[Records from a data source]
^^^^^^^^^^^^^^^^

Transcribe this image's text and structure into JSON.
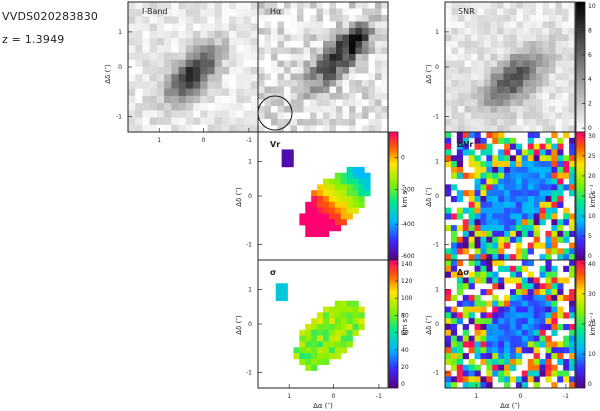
{
  "object": {
    "name": "VVDS020283830",
    "redshift": "z = 1.3949"
  },
  "panels": {
    "iband": {
      "label": "I-Band"
    },
    "halpha": {
      "label": "Hα"
    },
    "snr": {
      "label": "SNR",
      "colorbar_ticks": [
        "0",
        "2",
        "4",
        "6",
        "8",
        "10"
      ]
    },
    "vr": {
      "label": "Vr",
      "colorbar_ticks": [
        "0",
        "-200",
        "-400",
        "-600"
      ],
      "colorbar_unit": "km s⁻¹"
    },
    "dvr": {
      "label": "ΔVr",
      "colorbar_ticks": [
        "0",
        "5",
        "10",
        "15",
        "20",
        "25",
        "30"
      ],
      "colorbar_unit": "km s⁻¹"
    },
    "sigma": {
      "label": "σ",
      "colorbar_ticks": [
        "0",
        "20",
        "40",
        "60",
        "80",
        "100",
        "120",
        "140"
      ],
      "colorbar_unit": "km s⁻¹"
    },
    "dsigma": {
      "label": "Δσ",
      "colorbar_ticks": [
        "0",
        "10",
        "20",
        "30",
        "40"
      ],
      "colorbar_unit": "km s⁻¹"
    }
  },
  "axes": {
    "ylabel": "Δδ (″)",
    "xlabel": "Δα (″)",
    "y_ticks": [
      "1",
      "0",
      "-1"
    ],
    "x_ticks": [
      "1",
      "0",
      "-1"
    ]
  },
  "colors": {
    "frame": "#222222"
  }
}
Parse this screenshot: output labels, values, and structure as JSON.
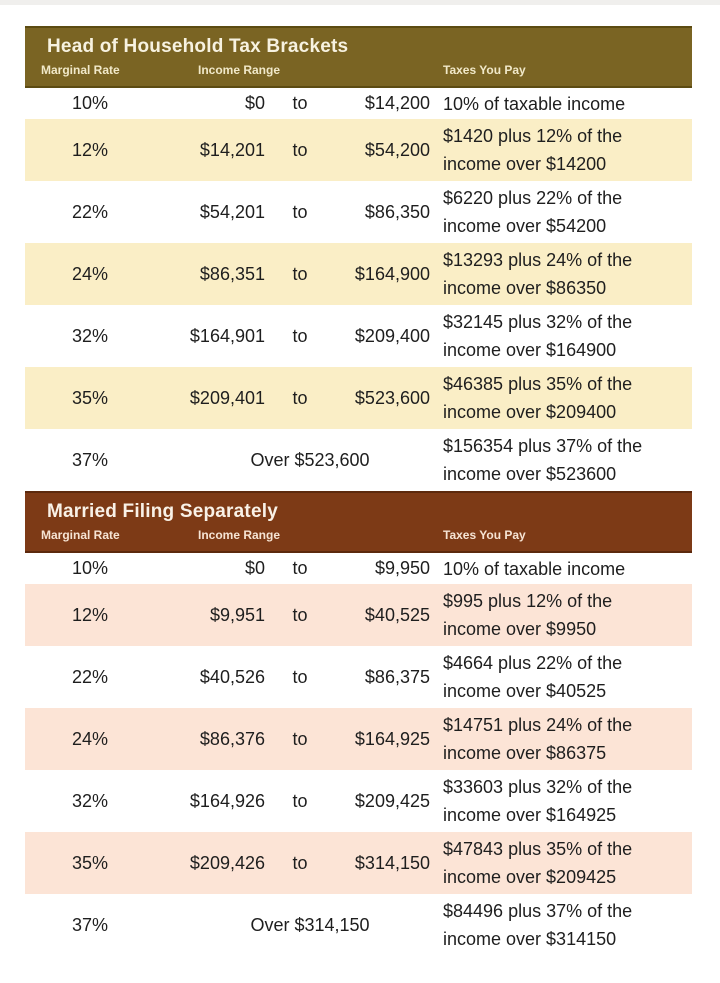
{
  "page": {
    "background": "#ffffff",
    "text_color": "#1e1e1e"
  },
  "tables": [
    {
      "title": "Head of Household Tax Brackets",
      "columns": [
        "Marginal Rate",
        "Income Range",
        "Taxes You Pay"
      ],
      "colors": {
        "header_bg": "#7a6423",
        "header_edge": "#5c4b12",
        "stripe_bg": "#faeec6",
        "title_text": "#f7f2e0",
        "label_text": "#f1e9c9"
      },
      "rows": [
        {
          "rate": "10%",
          "lower": "$0",
          "conj": "to",
          "upper": "$14,200",
          "tax": "10% of taxable income"
        },
        {
          "rate": "12%",
          "lower": "$14,201",
          "conj": "to",
          "upper": "$54,200",
          "tax": "$1420 plus 12% of the income over $14200"
        },
        {
          "rate": "22%",
          "lower": "$54,201",
          "conj": "to",
          "upper": "$86,350",
          "tax": "$6220 plus 22% of the income over $54200"
        },
        {
          "rate": "24%",
          "lower": "$86,351",
          "conj": "to",
          "upper": "$164,900",
          "tax": "$13293 plus 24% of the income over $86350"
        },
        {
          "rate": "32%",
          "lower": "$164,901",
          "conj": "to",
          "upper": "$209,400",
          "tax": "$32145 plus 32% of the income over $164900"
        },
        {
          "rate": "35%",
          "lower": "$209,401",
          "conj": "to",
          "upper": "$523,600",
          "tax": "$46385 plus 35% of the income over $209400"
        },
        {
          "rate": "37%",
          "over": "Over $523,600",
          "tax": "$156354 plus 37% of the income over $523600"
        }
      ]
    },
    {
      "title": "Married Filing Separately",
      "columns": [
        "Marginal Rate",
        "Income Range",
        "Taxes You Pay"
      ],
      "colors": {
        "header_bg": "#7d3a16",
        "header_edge": "#5c290d",
        "stripe_bg": "#fce4d6",
        "title_text": "#f9f1e7",
        "label_text": "#f6e4d4"
      },
      "rows": [
        {
          "rate": "10%",
          "lower": "$0",
          "conj": "to",
          "upper": "$9,950",
          "tax": "10% of taxable income"
        },
        {
          "rate": "12%",
          "lower": "$9,951",
          "conj": "to",
          "upper": "$40,525",
          "tax": "$995 plus 12% of the income over $9950"
        },
        {
          "rate": "22%",
          "lower": "$40,526",
          "conj": "to",
          "upper": "$86,375",
          "tax": "$4664 plus 22% of the income over $40525"
        },
        {
          "rate": "24%",
          "lower": "$86,376",
          "conj": "to",
          "upper": "$164,925",
          "tax": "$14751 plus 24% of the income over $86375"
        },
        {
          "rate": "32%",
          "lower": "$164,926",
          "conj": "to",
          "upper": "$209,425",
          "tax": "$33603 plus 32% of the income over $164925"
        },
        {
          "rate": "35%",
          "lower": "$209,426",
          "conj": "to",
          "upper": "$314,150",
          "tax": "$47843 plus 35% of the income over $209425"
        },
        {
          "rate": "37%",
          "over": "Over $314,150",
          "tax": "$84496 plus 37% of the income over $314150"
        }
      ]
    }
  ]
}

^^^^^^^^^^^^^^^^

▶ **Given exercise**: Select the lines in this material that hold the word "structure", leaving none out.

▶ **Output**:
Transcribe this image's text and structure into JSON.
Parse this screenshot: output labels, values, and structure as JSON.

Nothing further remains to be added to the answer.